[Collected data]
****************

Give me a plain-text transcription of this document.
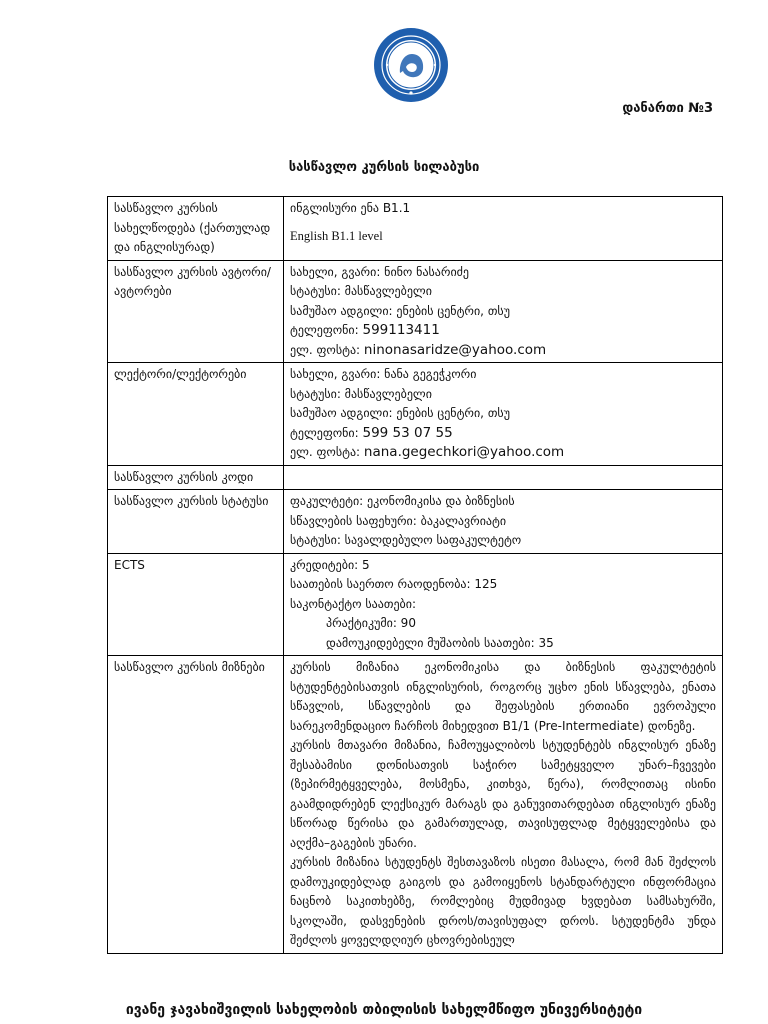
დანართი №3
სასწავლო კურსის სილაბუსი
სასწავლო კურსის სახელწოდება (ქართულად და ინგლისურად)	ინგლისური ენა B1.1
English B1.1 level

სასწავლო კურსის ავტორი/ავტორები	სახელი, გვარი: ნინო ნასარიძე
სტატუსი: მასწავლებელი
სამუშაო ადგილი: ენების ცენტრი, თსუ
ტელეფონი: 599113411
ელ. ფოსტა: ninonasaridze@yahoo.com

ლექტორი/ლექტორები	სახელი, გვარი: ნანა გეგეჭკორი
სტატუსი: მასწავლებელი
სამუშაო ადგილი: ენების ცენტრი, თსუ
ტელეფონი: 599 53 07 55
ელ. ფოსტა: nana.gegechkori@yahoo.com

სასწავლო კურსის კოდი	
სასწავლო კურსის სტატუსი	ფაკულტეტი: ეკონომიკისა და ბიზნესის
სწავლების საფეხური: ბაკალავრიატი
სტატუსი: სავალდებულო საფაკულტეტო

ECTS	კრედიტები: 5
საათების საერთო რაოდენობა: 125
საკონტაქტო საათები:
პრაქტიკუმი: 90
დამოუკიდებელი მუშაობის საათები: 35

სასწავლო კურსის მიზნები	კურსის მიზანია ეკონომიკისა და ბიზნესის ფაკულტეტის სტუდენტებისათვის ინგლისურის, როგორც უცხო ენის სწავლება, ენათა სწავლის, სწავლების და შეფასების ერთიანი ევროპული სარეკომენდაციო ჩარჩოს მიხედვით B1/1 (Pre-Intermediate) დონეზე.
კურსის მთავარი მიზანია, ჩამოუყალიბოს სტუდენტებს ინგლისურ ენაზე შესაბამისი დონისათვის საჭირო სამეტყველო უნარ–ჩვევები (ზეპირმეტყველება, მოსმენა, კითხვა, წერა), რომლითაც ისინი გაამდიდრებენ ლექსიკურ მარაგს და განუვითარდებათ ინგლისურ ენაზე სწორად წერისა და გამართულად, თავისუფლად მეტყველებისა და აღქმა–გაგების უნარი.
კურსის მიზანია სტუდენტს შესთავაზოს ისეთი მასალა, რომ მან შეძლოს დამოუკიდებლად გაიგოს და გამოიყენოს სტანდარტული ინფორმაცია ნაცნობ საკითხებზე, რომლებიც მუდმივად ხვდებათ სამსახურში, სკოლაში, დასვენების დროს/თავისუფალ დროს. სტუდენტმა უნდა შეძლოს ყოველდღიურ ცხოვრებისეულ
ივანე ჯავახიშვილის სახელობის თბილისის სახელმწიფო უნივერსიტეტი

****************

--- The problem ---
Give only the number of lines above that hold the string "სწავლების".

--- Solved exercise ---
2